▶ **Requirement**
Could you reproduce the data word for word, from the first line up to and including the line containing "candles [0,236,555,804]"?

[Excerpt from a dataset]
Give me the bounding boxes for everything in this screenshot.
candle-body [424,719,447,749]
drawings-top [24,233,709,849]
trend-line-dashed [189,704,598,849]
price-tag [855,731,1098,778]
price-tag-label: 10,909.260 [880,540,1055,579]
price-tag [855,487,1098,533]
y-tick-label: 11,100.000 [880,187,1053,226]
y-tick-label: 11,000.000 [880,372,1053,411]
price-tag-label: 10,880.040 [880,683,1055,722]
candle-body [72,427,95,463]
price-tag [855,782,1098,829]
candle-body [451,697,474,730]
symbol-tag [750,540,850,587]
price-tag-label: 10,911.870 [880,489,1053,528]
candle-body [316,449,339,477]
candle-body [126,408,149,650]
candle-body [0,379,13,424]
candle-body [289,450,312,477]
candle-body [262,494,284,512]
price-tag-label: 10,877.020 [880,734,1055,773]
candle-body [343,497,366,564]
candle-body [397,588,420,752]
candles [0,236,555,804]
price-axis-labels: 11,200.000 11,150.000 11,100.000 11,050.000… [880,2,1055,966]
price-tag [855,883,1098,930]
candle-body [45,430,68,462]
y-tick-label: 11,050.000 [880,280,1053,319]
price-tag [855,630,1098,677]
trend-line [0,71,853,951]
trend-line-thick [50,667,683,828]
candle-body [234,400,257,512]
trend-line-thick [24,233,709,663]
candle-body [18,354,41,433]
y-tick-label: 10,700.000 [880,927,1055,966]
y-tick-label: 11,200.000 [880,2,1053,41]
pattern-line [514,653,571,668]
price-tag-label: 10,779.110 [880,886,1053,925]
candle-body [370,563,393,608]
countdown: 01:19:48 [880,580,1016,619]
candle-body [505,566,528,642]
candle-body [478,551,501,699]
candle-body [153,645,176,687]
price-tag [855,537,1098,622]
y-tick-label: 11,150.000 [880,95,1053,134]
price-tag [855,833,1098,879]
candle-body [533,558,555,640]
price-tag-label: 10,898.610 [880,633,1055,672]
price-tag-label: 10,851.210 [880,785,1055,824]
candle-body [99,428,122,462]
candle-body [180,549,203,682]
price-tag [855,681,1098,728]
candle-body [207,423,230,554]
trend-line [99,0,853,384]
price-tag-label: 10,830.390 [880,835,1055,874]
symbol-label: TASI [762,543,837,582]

▶ **Expected output**
Give me the bounding boxes for everything in this screenshot.
candle-body [424,719,447,749]
drawings-top [24,233,709,849]
trend-line-dashed [189,704,598,849]
price-tag [855,731,1098,778]
price-tag-label: 10,909.260 [880,540,1055,579]
price-tag [855,487,1098,533]
y-tick-label: 11,100.000 [880,187,1053,226]
y-tick-label: 11,000.000 [880,372,1053,411]
price-tag-label: 10,880.040 [880,683,1055,722]
candle-body [72,427,95,463]
price-tag [855,782,1098,829]
candle-body [451,697,474,730]
symbol-tag [750,540,850,587]
price-tag-label: 10,911.870 [880,489,1053,528]
candle-body [316,449,339,477]
candle-body [126,408,149,650]
candle-body [0,379,13,424]
candle-body [289,450,312,477]
candle-body [262,494,284,512]
price-tag-label: 10,877.020 [880,734,1055,773]
candle-body [343,497,366,564]
candle-body [397,588,420,752]
candles [0,236,555,804]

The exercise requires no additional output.